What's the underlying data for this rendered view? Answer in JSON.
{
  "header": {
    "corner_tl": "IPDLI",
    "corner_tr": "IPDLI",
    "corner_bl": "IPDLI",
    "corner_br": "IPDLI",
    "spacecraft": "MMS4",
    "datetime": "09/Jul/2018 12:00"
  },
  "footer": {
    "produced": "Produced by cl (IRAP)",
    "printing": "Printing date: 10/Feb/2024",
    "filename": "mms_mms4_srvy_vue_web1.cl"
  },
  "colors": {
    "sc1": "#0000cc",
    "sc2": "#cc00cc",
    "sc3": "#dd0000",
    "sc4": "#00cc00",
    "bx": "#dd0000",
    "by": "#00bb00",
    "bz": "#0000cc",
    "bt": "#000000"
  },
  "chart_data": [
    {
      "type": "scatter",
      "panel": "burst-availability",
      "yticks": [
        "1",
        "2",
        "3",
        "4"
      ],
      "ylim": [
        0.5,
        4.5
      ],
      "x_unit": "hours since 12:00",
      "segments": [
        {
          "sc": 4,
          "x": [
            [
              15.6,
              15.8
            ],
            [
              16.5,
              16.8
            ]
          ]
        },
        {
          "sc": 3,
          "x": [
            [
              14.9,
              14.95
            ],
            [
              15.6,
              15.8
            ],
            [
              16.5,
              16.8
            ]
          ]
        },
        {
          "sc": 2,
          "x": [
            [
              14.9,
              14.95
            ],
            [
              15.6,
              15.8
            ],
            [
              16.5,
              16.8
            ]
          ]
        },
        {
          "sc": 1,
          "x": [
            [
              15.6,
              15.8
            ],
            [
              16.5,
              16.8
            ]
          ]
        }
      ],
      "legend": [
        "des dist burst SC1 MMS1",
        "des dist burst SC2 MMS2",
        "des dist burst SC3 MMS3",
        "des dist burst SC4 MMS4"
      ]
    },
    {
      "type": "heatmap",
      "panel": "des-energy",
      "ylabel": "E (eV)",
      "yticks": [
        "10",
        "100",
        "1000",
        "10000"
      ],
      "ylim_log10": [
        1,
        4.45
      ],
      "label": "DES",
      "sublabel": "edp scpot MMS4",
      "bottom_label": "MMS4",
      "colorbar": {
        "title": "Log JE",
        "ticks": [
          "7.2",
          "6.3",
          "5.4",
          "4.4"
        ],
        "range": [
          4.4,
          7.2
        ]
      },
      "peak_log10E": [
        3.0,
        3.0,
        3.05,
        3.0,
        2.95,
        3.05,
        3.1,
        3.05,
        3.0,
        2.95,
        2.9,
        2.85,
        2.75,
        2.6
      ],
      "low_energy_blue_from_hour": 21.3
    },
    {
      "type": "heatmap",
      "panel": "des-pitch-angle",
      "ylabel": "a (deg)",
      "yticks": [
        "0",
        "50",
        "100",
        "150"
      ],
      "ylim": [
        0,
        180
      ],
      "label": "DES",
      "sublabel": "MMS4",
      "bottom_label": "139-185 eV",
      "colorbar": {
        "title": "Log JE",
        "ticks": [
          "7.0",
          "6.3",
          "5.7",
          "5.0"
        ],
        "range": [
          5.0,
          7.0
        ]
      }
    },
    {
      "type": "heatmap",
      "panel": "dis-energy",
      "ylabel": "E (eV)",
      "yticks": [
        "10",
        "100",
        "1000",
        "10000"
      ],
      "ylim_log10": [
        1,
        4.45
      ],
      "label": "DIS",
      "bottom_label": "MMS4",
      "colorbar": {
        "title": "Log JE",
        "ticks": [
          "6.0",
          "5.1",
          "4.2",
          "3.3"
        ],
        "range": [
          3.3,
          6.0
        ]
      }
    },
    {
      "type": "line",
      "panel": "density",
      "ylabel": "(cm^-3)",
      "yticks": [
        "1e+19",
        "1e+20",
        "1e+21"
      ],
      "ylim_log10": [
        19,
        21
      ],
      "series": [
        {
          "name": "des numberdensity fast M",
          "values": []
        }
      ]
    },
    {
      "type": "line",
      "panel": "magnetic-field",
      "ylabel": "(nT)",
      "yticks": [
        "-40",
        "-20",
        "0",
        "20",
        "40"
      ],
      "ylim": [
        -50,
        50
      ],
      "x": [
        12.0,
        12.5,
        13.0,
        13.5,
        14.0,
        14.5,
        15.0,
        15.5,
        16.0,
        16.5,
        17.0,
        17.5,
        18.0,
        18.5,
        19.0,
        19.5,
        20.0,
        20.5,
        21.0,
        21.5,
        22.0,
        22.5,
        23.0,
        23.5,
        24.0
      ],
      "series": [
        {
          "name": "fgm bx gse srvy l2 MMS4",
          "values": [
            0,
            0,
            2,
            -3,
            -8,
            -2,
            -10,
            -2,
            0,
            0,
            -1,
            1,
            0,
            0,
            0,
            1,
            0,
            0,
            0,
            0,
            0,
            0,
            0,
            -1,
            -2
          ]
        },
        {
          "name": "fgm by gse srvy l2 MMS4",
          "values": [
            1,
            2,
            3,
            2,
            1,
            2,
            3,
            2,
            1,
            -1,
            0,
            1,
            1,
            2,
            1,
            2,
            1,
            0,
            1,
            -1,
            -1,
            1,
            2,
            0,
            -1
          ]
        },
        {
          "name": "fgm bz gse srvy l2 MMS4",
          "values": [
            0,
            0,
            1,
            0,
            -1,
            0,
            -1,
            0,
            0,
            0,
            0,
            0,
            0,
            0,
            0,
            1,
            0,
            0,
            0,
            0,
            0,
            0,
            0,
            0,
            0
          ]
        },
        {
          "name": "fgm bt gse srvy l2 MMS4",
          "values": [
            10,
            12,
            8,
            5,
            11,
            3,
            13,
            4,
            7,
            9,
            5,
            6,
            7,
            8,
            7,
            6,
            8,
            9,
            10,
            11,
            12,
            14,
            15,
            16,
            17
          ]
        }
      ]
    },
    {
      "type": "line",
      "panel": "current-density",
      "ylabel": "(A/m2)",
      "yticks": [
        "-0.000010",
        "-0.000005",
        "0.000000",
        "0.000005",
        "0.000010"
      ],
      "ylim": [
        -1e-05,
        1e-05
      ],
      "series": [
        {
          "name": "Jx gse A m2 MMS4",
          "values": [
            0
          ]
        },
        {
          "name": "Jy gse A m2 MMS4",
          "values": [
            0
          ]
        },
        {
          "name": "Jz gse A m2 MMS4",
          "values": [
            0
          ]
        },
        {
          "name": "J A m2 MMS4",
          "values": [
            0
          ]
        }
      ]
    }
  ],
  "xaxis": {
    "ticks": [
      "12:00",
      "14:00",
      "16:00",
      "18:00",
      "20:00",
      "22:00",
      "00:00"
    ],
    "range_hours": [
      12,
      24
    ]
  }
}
===
Prompt
Every entry in the listing must be retyped exactly.

Solution below
What's the underlying data for this rendered view? Answer in JSON.
{
  "header": {
    "corner_tl": "IPDLI",
    "corner_tr": "IPDLI",
    "corner_bl": "IPDLI",
    "corner_br": "IPDLI",
    "spacecraft": "MMS4",
    "datetime": "09/Jul/2018 12:00"
  },
  "footer": {
    "produced": "Produced by cl (IRAP)",
    "printing": "Printing date: 10/Feb/2024",
    "filename": "mms_mms4_srvy_vue_web1.cl"
  },
  "colors": {
    "sc1": "#0000cc",
    "sc2": "#cc00cc",
    "sc3": "#dd0000",
    "sc4": "#00cc00",
    "bx": "#dd0000",
    "by": "#00bb00",
    "bz": "#0000cc",
    "bt": "#000000"
  },
  "chart_data": [
    {
      "type": "scatter",
      "panel": "burst-availability",
      "yticks": [
        "1",
        "2",
        "3",
        "4"
      ],
      "ylim": [
        0.5,
        4.5
      ],
      "x_unit": "hours since 12:00",
      "segments": [
        {
          "sc": 4,
          "x": [
            [
              15.6,
              15.8
            ],
            [
              16.5,
              16.8
            ]
          ]
        },
        {
          "sc": 3,
          "x": [
            [
              14.9,
              14.95
            ],
            [
              15.6,
              15.8
            ],
            [
              16.5,
              16.8
            ]
          ]
        },
        {
          "sc": 2,
          "x": [
            [
              14.9,
              14.95
            ],
            [
              15.6,
              15.8
            ],
            [
              16.5,
              16.8
            ]
          ]
        },
        {
          "sc": 1,
          "x": [
            [
              15.6,
              15.8
            ],
            [
              16.5,
              16.8
            ]
          ]
        }
      ],
      "legend": [
        "des dist burst SC1 MMS1",
        "des dist burst SC2 MMS2",
        "des dist burst SC3 MMS3",
        "des dist burst SC4 MMS4"
      ]
    },
    {
      "type": "heatmap",
      "panel": "des-energy",
      "ylabel": "E (eV)",
      "yticks": [
        "10",
        "100",
        "1000",
        "10000"
      ],
      "ylim_log10": [
        1,
        4.45
      ],
      "label": "DES",
      "sublabel": "edp scpot MMS4",
      "bottom_label": "MMS4",
      "colorbar": {
        "title": "Log JE",
        "ticks": [
          "7.2",
          "6.3",
          "5.4",
          "4.4"
        ],
        "range": [
          4.4,
          7.2
        ]
      },
      "peak_log10E": [
        3.0,
        3.0,
        3.05,
        3.0,
        2.95,
        3.05,
        3.1,
        3.05,
        3.0,
        2.95,
        2.9,
        2.85,
        2.75,
        2.6
      ],
      "low_energy_blue_from_hour": 21.3
    },
    {
      "type": "heatmap",
      "panel": "des-pitch-angle",
      "ylabel": "a (deg)",
      "yticks": [
        "0",
        "50",
        "100",
        "150"
      ],
      "ylim": [
        0,
        180
      ],
      "label": "DES",
      "sublabel": "MMS4",
      "bottom_label": "139-185 eV",
      "colorbar": {
        "title": "Log JE",
        "ticks": [
          "7.0",
          "6.3",
          "5.7",
          "5.0"
        ],
        "range": [
          5.0,
          7.0
        ]
      }
    },
    {
      "type": "heatmap",
      "panel": "dis-energy",
      "ylabel": "E (eV)",
      "yticks": [
        "10",
        "100",
        "1000",
        "10000"
      ],
      "ylim_log10": [
        1,
        4.45
      ],
      "label": "DIS",
      "bottom_label": "MMS4",
      "colorbar": {
        "title": "Log JE",
        "ticks": [
          "6.0",
          "5.1",
          "4.2",
          "3.3"
        ],
        "range": [
          3.3,
          6.0
        ]
      }
    },
    {
      "type": "line",
      "panel": "density",
      "ylabel": "(cm^-3)",
      "yticks": [
        "1e+19",
        "1e+20",
        "1e+21"
      ],
      "ylim_log10": [
        19,
        21
      ],
      "series": [
        {
          "name": "des numberdensity fast M",
          "values": []
        }
      ]
    },
    {
      "type": "line",
      "panel": "magnetic-field",
      "ylabel": "(nT)",
      "yticks": [
        "-40",
        "-20",
        "0",
        "20",
        "40"
      ],
      "ylim": [
        -50,
        50
      ],
      "x": [
        12.0,
        12.5,
        13.0,
        13.5,
        14.0,
        14.5,
        15.0,
        15.5,
        16.0,
        16.5,
        17.0,
        17.5,
        18.0,
        18.5,
        19.0,
        19.5,
        20.0,
        20.5,
        21.0,
        21.5,
        22.0,
        22.5,
        23.0,
        23.5,
        24.0
      ],
      "series": [
        {
          "name": "fgm bx gse srvy l2 MMS4",
          "values": [
            0,
            0,
            2,
            -3,
            -8,
            -2,
            -10,
            -2,
            0,
            0,
            -1,
            1,
            0,
            0,
            0,
            1,
            0,
            0,
            0,
            0,
            0,
            0,
            0,
            -1,
            -2
          ]
        },
        {
          "name": "fgm by gse srvy l2 MMS4",
          "values": [
            1,
            2,
            3,
            2,
            1,
            2,
            3,
            2,
            1,
            -1,
            0,
            1,
            1,
            2,
            1,
            2,
            1,
            0,
            1,
            -1,
            -1,
            1,
            2,
            0,
            -1
          ]
        },
        {
          "name": "fgm bz gse srvy l2 MMS4",
          "values": [
            0,
            0,
            1,
            0,
            -1,
            0,
            -1,
            0,
            0,
            0,
            0,
            0,
            0,
            0,
            0,
            1,
            0,
            0,
            0,
            0,
            0,
            0,
            0,
            0,
            0
          ]
        },
        {
          "name": "fgm bt gse srvy l2 MMS4",
          "values": [
            10,
            12,
            8,
            5,
            11,
            3,
            13,
            4,
            7,
            9,
            5,
            6,
            7,
            8,
            7,
            6,
            8,
            9,
            10,
            11,
            12,
            14,
            15,
            16,
            17
          ]
        }
      ]
    },
    {
      "type": "line",
      "panel": "current-density",
      "ylabel": "(A/m2)",
      "yticks": [
        "-0.000010",
        "-0.000005",
        "0.000000",
        "0.000005",
        "0.000010"
      ],
      "ylim": [
        -1e-05,
        1e-05
      ],
      "series": [
        {
          "name": "Jx gse A m2 MMS4",
          "values": [
            0
          ]
        },
        {
          "name": "Jy gse A m2 MMS4",
          "values": [
            0
          ]
        },
        {
          "name": "Jz gse A m2 MMS4",
          "values": [
            0
          ]
        },
        {
          "name": "J A m2 MMS4",
          "values": [
            0
          ]
        }
      ]
    }
  ],
  "xaxis": {
    "ticks": [
      "12:00",
      "14:00",
      "16:00",
      "18:00",
      "20:00",
      "22:00",
      "00:00"
    ],
    "range_hours": [
      12,
      24
    ]
  }
}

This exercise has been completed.